> _TASK OBJECTIVE_
Report the number of lines that hold the string "What". Leave out any other text.

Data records
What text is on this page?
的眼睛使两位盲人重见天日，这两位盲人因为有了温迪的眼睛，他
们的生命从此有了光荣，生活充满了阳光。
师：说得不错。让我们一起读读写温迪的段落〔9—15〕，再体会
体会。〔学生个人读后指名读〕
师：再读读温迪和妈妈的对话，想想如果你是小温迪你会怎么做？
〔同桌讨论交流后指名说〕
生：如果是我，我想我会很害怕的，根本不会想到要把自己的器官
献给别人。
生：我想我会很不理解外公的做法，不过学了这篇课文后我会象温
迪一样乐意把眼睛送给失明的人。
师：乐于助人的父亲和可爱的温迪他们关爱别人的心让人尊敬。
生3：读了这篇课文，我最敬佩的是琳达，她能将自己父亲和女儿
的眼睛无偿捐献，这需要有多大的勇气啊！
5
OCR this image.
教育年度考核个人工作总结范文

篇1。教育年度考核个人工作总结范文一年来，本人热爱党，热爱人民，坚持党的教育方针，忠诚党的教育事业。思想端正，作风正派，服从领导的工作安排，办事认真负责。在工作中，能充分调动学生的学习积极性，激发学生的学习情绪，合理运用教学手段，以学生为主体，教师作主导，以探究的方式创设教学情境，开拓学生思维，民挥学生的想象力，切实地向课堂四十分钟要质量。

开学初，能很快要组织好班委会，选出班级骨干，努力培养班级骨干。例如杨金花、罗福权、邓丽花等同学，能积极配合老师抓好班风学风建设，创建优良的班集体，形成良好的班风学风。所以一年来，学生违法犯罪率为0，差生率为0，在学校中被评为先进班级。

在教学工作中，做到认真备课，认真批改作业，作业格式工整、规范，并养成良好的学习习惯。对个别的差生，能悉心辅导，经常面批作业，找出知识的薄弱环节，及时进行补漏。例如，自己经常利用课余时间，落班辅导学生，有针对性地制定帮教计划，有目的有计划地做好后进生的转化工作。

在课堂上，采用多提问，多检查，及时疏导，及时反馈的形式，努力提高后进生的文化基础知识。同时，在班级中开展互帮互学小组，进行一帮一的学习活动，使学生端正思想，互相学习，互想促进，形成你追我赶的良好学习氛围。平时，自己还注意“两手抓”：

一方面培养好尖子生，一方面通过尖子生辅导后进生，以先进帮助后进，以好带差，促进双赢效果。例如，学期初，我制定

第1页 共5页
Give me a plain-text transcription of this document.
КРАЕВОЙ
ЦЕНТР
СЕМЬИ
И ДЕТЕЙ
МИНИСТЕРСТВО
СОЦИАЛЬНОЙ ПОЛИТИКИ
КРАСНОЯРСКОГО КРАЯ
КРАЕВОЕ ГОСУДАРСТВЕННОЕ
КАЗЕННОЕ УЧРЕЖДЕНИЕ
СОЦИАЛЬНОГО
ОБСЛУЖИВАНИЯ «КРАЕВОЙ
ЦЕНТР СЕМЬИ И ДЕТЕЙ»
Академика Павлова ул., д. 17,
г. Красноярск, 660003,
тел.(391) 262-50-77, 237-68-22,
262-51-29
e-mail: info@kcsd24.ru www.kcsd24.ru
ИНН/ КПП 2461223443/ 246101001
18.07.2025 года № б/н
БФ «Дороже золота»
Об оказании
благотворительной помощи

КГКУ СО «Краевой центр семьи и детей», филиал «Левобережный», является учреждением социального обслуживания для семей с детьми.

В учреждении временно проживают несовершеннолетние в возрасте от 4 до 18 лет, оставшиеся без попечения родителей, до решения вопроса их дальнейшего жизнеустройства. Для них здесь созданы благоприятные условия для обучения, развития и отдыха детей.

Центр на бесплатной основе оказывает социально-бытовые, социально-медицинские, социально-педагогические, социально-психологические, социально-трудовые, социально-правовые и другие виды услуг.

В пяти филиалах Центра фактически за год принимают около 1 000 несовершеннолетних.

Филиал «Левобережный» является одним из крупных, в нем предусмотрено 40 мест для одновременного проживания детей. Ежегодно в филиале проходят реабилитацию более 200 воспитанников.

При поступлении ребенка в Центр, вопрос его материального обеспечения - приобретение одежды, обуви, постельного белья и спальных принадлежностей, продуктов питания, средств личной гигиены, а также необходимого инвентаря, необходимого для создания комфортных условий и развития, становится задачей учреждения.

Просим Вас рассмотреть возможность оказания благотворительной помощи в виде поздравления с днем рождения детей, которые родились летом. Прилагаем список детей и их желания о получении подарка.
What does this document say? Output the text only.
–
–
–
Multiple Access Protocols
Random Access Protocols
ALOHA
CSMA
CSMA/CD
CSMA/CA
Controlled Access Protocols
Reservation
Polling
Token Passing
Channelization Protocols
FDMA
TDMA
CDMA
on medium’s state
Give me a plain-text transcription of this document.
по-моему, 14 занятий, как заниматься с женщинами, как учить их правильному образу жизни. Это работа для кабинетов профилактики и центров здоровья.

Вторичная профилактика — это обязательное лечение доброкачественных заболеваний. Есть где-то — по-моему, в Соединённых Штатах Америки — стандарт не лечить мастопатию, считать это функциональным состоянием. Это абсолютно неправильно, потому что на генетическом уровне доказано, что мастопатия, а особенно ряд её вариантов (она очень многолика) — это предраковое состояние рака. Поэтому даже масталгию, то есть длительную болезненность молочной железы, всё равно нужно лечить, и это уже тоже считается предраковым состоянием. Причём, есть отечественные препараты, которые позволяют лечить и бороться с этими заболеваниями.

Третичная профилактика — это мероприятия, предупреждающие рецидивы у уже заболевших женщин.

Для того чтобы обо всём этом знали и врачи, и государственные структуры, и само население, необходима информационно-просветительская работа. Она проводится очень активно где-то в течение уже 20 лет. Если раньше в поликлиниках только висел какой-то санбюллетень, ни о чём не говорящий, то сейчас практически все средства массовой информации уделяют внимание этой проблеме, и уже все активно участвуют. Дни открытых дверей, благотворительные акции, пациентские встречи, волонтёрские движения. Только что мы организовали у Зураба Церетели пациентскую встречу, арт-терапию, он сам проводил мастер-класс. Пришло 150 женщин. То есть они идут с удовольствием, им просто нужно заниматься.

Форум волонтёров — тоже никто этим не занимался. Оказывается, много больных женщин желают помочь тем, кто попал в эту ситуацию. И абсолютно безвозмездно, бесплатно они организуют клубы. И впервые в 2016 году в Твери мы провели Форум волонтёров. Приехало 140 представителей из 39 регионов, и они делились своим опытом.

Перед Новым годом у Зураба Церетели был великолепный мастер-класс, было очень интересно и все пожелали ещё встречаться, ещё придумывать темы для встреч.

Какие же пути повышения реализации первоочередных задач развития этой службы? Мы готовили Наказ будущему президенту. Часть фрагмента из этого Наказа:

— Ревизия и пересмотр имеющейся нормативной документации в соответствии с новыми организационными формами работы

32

> _SOLVED PROBLEM_
2